Data entries
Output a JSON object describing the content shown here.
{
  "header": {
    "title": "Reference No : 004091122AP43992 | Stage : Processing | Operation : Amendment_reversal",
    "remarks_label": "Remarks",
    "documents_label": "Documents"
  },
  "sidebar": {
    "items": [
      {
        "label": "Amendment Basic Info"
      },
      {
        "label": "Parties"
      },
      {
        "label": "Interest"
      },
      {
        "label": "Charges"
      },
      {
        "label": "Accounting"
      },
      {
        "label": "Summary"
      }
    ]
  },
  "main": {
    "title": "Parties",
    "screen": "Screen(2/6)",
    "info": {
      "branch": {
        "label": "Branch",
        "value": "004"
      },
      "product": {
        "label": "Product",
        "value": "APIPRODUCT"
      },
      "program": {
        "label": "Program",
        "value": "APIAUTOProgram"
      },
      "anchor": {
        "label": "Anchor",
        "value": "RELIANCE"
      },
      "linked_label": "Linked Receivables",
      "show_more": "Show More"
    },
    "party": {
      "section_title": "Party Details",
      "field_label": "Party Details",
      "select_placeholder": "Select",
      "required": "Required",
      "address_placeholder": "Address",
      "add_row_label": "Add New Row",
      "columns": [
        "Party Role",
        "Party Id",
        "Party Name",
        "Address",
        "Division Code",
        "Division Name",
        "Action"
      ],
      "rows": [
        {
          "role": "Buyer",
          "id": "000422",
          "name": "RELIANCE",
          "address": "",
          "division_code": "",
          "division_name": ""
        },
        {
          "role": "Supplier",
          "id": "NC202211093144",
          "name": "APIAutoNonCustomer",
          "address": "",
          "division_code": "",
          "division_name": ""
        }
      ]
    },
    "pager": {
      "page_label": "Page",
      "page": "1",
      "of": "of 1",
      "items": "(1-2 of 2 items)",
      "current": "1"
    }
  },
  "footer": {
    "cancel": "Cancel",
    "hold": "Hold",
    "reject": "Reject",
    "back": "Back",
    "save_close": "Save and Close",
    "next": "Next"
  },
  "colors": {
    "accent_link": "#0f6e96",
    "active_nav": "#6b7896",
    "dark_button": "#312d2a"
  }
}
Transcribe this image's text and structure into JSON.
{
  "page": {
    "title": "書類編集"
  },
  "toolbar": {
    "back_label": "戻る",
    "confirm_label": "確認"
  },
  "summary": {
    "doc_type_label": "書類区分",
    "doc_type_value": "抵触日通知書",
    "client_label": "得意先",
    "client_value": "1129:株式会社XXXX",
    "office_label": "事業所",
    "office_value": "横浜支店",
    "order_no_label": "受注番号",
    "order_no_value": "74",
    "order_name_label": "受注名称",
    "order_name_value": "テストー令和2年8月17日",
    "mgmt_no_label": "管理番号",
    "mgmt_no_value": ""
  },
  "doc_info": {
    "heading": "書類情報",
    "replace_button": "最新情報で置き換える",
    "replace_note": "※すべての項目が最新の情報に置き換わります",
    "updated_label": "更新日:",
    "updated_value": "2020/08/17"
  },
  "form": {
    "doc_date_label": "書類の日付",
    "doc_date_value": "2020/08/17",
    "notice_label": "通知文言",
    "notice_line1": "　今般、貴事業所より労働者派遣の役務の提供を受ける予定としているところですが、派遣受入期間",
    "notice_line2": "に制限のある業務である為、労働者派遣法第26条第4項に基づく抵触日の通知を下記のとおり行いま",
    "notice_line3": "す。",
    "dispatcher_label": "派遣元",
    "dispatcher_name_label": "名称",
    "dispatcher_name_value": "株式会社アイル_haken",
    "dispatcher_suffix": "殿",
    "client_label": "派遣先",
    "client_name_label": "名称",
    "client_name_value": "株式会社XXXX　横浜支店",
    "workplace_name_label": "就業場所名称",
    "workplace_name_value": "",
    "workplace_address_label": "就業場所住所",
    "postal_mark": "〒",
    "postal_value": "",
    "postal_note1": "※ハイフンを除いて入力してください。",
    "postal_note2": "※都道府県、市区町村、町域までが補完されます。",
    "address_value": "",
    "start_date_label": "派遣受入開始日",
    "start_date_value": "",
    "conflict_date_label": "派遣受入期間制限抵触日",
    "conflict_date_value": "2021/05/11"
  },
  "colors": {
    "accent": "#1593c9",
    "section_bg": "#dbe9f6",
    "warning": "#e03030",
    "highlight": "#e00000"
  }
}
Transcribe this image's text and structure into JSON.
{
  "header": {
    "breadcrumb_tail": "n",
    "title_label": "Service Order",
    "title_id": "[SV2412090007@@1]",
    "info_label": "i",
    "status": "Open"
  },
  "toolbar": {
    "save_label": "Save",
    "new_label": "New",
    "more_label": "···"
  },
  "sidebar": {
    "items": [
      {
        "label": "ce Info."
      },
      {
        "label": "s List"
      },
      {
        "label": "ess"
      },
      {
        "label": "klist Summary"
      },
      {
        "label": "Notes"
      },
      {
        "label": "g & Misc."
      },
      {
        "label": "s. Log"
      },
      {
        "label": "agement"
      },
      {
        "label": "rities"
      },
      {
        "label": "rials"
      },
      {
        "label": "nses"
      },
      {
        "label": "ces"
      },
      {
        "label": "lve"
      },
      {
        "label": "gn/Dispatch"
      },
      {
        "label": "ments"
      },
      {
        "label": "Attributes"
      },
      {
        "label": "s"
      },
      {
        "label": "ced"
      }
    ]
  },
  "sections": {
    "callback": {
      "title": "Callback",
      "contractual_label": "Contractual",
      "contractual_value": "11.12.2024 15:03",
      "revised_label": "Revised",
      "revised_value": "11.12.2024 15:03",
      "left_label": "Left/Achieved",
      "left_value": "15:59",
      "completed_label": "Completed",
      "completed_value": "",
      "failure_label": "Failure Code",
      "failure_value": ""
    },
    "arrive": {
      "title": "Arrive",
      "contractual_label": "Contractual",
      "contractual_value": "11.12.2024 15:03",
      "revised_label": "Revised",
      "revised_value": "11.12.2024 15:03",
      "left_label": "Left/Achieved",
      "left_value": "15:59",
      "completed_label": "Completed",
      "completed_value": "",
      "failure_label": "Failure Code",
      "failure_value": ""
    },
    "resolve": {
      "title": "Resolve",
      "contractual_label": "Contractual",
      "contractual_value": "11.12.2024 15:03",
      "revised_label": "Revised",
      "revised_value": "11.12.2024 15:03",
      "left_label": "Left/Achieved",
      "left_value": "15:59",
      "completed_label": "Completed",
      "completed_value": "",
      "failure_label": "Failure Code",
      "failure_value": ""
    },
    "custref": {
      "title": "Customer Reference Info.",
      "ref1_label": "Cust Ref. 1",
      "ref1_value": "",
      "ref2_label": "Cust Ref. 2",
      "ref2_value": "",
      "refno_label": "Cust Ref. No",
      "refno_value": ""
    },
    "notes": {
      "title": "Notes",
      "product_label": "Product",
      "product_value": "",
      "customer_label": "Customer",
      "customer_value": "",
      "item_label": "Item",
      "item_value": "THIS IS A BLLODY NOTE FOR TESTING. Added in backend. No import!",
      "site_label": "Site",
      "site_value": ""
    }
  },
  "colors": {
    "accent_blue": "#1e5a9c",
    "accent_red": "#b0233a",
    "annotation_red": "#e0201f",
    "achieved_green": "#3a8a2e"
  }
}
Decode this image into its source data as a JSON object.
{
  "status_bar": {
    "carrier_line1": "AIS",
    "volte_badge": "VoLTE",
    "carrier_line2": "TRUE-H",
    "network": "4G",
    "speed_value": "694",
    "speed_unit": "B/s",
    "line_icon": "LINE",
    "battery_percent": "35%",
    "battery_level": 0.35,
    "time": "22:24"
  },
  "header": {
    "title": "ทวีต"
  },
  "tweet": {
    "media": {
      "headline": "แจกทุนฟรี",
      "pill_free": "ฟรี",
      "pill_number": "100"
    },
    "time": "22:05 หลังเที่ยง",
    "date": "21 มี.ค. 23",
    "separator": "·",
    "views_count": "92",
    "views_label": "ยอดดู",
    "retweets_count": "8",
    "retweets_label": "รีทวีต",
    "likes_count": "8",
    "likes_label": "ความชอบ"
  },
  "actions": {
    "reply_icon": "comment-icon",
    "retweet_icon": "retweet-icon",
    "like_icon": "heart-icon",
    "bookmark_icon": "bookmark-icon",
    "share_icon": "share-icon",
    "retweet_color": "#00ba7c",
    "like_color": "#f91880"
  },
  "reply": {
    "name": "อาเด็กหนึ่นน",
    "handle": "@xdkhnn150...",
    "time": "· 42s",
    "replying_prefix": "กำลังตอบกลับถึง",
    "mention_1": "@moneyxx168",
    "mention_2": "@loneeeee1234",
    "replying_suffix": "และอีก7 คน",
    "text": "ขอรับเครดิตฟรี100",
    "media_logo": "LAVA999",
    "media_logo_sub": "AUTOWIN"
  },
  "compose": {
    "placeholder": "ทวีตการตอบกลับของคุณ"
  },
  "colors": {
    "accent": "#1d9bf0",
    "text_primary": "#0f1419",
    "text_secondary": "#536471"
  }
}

What is being asked:
Go through the material and copy out every line with "Reference" in it.

Full solution:
    "title": "Reference No : 004091122AP43992 | Stage : Processing | Operation : Amendment_reversal",
      "title": "Customer Reference Info.",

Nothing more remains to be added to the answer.